═════ Records to use ═════
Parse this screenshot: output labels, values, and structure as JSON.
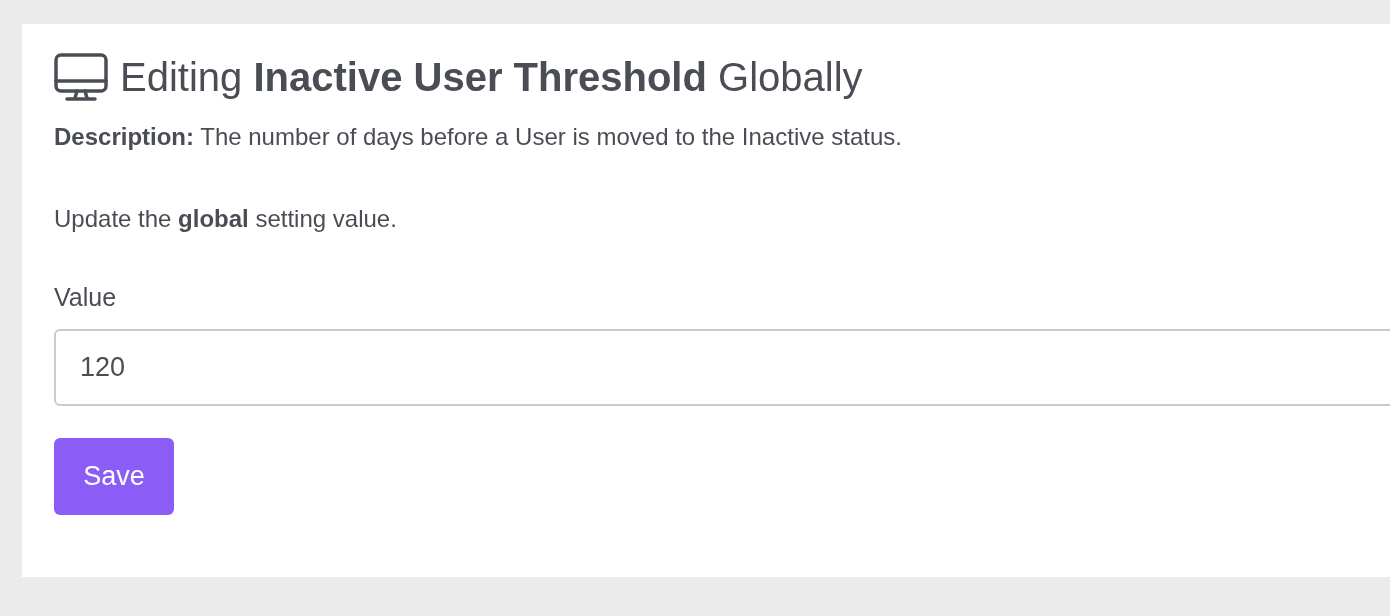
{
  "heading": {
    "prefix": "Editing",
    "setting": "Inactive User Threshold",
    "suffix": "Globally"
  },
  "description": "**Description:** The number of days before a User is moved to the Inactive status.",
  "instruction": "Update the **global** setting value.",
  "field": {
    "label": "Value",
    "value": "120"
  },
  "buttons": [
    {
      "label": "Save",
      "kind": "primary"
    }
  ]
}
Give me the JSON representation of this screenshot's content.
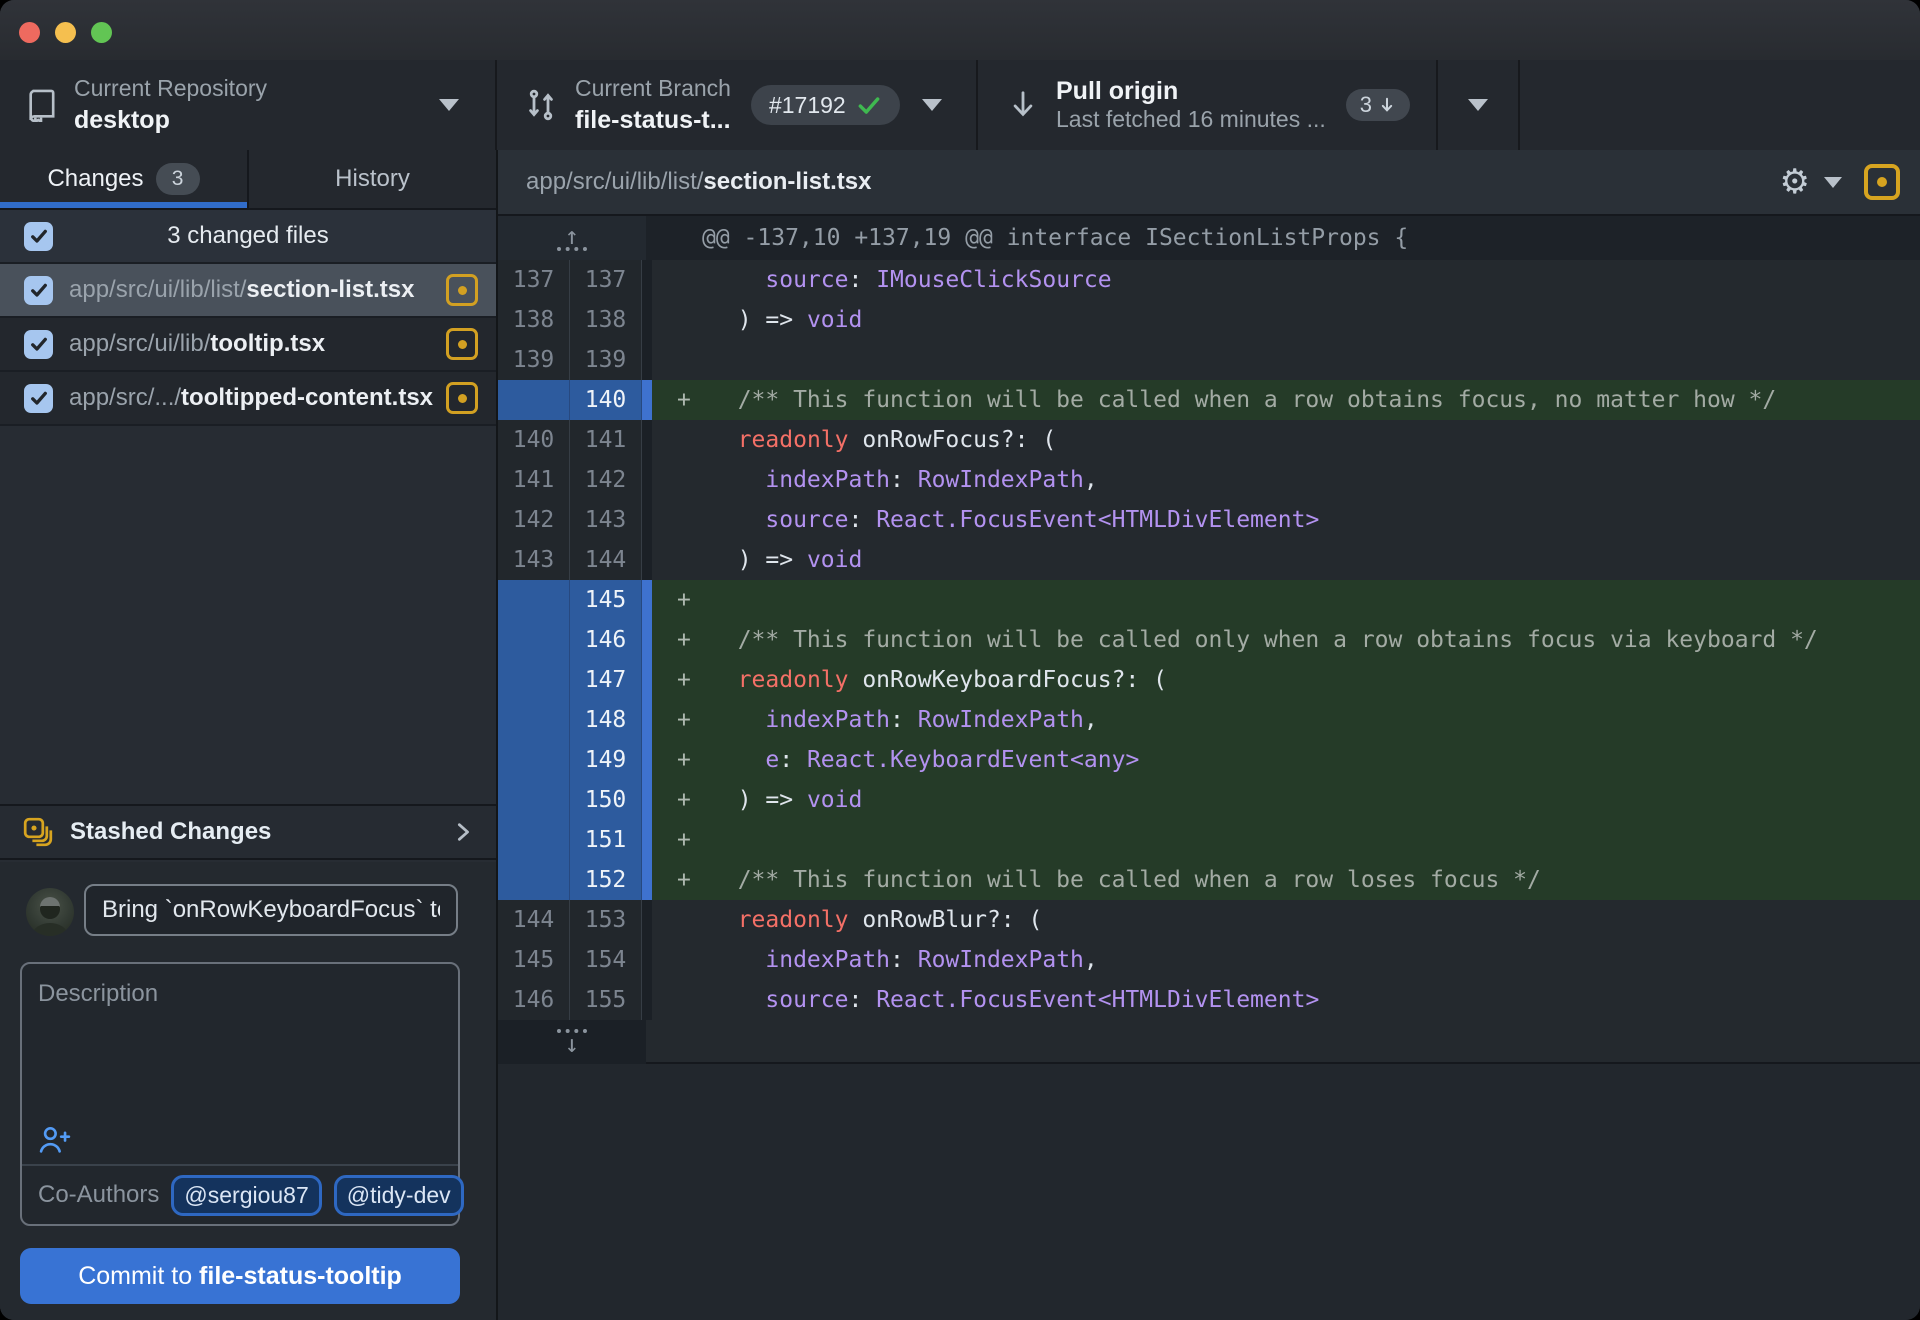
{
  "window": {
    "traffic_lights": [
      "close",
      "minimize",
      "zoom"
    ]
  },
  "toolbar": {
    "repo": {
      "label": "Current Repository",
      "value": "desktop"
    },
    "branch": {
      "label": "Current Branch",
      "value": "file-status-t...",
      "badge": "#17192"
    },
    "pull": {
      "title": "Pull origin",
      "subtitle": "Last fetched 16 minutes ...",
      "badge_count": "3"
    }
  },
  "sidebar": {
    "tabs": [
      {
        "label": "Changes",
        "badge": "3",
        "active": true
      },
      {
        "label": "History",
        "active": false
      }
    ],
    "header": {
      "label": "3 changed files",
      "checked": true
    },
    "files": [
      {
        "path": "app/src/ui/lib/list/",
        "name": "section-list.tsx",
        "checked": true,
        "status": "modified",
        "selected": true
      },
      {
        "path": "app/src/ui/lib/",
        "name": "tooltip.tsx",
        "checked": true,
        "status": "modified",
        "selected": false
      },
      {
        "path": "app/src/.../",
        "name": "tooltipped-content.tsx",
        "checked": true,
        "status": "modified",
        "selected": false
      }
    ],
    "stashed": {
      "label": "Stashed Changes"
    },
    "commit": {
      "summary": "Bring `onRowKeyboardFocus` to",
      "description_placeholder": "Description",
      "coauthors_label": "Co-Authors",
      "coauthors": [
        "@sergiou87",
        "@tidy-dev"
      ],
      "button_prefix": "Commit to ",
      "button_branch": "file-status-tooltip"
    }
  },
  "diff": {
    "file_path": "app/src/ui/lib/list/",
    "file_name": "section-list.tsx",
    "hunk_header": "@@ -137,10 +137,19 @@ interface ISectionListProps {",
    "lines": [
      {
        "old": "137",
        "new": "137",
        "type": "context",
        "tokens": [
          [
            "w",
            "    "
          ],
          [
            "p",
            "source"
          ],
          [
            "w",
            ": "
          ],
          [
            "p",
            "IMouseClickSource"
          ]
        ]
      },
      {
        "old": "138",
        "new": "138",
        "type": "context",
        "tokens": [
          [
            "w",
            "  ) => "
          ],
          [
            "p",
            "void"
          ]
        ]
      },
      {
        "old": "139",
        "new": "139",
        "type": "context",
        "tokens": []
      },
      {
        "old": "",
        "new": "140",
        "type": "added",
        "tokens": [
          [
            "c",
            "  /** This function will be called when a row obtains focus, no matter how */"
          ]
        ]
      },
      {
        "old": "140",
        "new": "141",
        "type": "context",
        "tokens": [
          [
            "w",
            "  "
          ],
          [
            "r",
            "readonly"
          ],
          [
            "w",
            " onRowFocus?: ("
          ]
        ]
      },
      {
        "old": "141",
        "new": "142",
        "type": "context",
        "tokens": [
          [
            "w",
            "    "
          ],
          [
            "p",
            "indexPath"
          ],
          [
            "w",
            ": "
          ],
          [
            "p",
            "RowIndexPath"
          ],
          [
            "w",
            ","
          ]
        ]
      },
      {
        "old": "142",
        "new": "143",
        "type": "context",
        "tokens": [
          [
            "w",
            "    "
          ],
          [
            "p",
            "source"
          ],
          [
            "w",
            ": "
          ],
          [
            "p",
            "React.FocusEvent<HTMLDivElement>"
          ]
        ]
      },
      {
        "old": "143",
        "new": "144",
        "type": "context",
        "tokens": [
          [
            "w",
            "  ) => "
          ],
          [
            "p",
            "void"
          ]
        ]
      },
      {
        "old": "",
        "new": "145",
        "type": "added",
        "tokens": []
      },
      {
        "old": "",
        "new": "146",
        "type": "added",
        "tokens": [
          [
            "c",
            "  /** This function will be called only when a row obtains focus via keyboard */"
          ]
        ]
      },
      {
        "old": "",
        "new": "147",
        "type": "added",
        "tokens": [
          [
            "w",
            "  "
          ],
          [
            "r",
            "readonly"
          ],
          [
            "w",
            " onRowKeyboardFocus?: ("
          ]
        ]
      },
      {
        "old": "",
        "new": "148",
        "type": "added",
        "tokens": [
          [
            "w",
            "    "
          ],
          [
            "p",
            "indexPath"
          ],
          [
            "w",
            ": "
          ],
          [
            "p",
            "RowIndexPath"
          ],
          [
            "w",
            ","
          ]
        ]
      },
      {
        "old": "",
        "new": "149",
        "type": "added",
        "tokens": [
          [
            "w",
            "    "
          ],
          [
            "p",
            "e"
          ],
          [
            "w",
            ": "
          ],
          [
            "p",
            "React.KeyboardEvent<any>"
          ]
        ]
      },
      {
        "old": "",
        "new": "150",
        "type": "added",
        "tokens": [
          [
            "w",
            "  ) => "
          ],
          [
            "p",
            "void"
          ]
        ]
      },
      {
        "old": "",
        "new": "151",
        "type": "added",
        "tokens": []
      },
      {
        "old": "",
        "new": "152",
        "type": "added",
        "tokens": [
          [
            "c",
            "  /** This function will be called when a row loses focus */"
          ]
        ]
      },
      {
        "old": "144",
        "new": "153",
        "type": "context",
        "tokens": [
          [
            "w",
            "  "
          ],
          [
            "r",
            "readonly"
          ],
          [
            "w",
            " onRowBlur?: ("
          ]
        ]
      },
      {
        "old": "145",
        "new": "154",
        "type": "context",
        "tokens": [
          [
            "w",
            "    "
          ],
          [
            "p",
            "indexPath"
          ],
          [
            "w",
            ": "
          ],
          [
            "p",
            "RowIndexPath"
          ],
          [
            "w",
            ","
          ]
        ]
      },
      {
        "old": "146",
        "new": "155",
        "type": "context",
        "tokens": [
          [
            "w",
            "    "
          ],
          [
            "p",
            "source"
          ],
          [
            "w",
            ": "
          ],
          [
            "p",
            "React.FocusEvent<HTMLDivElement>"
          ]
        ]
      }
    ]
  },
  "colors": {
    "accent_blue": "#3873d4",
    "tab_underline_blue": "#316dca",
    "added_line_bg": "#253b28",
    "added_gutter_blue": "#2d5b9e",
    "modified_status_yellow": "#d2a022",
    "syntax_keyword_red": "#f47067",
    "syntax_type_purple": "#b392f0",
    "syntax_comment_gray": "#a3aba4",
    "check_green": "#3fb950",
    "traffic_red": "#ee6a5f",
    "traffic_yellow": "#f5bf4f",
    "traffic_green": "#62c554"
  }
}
═════
═════ Records to use ═════
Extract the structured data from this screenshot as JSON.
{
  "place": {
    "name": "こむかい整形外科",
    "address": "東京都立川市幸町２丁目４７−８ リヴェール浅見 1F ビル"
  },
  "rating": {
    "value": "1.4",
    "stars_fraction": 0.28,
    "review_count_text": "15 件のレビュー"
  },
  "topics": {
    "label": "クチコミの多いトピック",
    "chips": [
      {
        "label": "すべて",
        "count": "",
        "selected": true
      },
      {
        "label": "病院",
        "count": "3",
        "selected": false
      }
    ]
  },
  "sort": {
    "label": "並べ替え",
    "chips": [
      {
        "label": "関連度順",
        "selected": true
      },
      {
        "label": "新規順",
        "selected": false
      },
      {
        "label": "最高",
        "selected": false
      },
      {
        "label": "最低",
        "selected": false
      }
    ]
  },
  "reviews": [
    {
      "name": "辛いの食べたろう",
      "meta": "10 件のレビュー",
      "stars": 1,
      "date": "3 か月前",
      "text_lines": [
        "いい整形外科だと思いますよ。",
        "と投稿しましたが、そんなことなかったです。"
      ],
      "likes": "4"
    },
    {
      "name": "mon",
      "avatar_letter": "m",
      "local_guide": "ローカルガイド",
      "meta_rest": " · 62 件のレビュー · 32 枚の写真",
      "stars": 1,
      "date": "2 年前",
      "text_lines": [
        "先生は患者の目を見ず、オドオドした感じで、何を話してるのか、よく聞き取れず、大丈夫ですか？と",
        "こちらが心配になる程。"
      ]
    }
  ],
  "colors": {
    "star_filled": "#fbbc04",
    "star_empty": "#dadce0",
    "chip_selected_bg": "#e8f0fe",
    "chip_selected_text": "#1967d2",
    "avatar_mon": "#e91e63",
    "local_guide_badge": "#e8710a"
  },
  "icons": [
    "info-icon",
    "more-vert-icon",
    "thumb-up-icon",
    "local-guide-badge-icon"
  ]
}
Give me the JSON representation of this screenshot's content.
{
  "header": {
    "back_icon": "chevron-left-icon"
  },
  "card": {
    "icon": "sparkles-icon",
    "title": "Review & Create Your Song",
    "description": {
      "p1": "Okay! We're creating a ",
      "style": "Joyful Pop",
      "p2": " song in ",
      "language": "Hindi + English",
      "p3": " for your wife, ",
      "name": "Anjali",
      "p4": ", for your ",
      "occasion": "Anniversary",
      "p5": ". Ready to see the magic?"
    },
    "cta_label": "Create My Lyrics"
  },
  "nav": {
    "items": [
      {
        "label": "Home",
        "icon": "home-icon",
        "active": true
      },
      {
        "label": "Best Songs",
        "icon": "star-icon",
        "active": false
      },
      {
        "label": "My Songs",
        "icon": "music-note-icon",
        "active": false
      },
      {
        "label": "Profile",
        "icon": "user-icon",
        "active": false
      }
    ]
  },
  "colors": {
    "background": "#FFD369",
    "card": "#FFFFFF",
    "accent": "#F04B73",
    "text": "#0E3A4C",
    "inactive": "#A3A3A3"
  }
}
═════
═════ Records to use ═════
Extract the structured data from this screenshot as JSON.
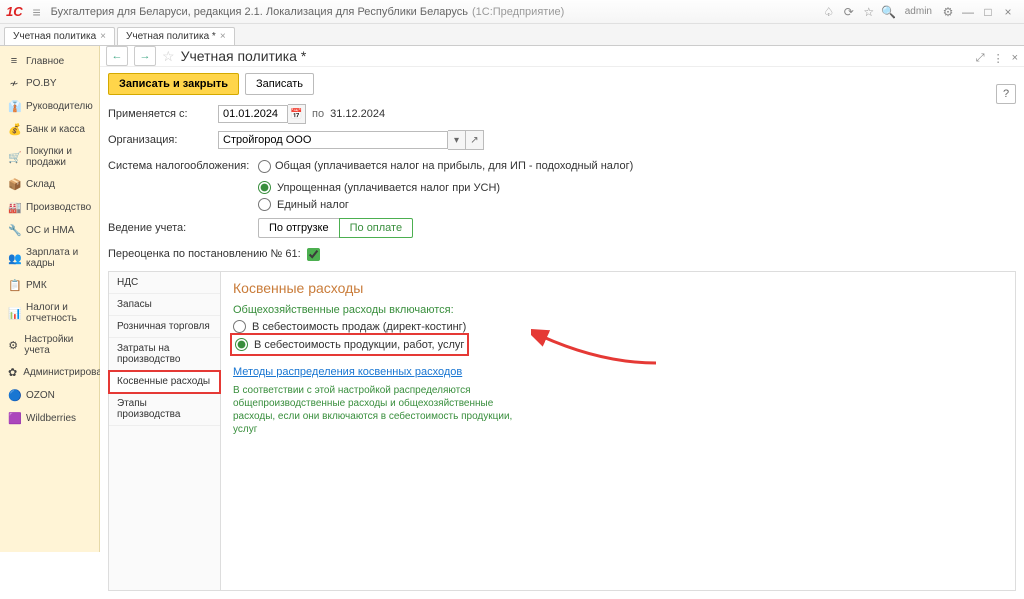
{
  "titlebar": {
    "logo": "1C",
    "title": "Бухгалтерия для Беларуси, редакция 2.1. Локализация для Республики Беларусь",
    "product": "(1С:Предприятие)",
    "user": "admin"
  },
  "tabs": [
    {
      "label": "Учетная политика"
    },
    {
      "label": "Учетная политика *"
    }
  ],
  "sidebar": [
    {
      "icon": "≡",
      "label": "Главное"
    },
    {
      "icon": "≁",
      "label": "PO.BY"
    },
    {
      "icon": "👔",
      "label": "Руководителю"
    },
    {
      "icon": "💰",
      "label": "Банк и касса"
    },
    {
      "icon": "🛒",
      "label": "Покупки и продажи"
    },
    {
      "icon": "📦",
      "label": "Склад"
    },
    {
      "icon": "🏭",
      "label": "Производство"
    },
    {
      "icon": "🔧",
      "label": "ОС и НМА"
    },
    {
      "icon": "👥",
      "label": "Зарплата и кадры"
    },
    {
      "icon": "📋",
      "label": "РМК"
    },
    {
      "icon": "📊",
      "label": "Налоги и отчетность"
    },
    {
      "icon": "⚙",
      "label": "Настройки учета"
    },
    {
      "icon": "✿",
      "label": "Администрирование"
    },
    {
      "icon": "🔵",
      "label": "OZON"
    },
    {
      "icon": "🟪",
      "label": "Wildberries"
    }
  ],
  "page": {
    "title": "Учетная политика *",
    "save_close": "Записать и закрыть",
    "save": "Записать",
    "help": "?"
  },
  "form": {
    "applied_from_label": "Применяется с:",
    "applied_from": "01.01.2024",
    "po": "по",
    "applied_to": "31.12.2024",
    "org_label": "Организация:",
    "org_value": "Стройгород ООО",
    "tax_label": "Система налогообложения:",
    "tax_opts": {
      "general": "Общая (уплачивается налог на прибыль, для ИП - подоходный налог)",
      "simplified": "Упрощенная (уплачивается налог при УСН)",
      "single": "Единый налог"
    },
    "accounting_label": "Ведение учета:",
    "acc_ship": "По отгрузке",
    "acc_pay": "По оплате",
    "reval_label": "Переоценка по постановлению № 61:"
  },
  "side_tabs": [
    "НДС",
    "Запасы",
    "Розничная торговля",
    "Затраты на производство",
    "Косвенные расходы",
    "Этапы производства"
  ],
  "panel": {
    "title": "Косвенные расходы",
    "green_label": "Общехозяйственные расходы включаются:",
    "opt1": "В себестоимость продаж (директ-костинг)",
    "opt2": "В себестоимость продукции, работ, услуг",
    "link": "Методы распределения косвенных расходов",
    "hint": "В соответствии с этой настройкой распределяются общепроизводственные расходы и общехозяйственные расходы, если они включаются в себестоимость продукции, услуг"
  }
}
═════
Exercise goal: Examine the records and pull out every line where the string "Current" occurs.

Solution to this problem:
      "label": "Current Repository",
      "label": "Current Branch",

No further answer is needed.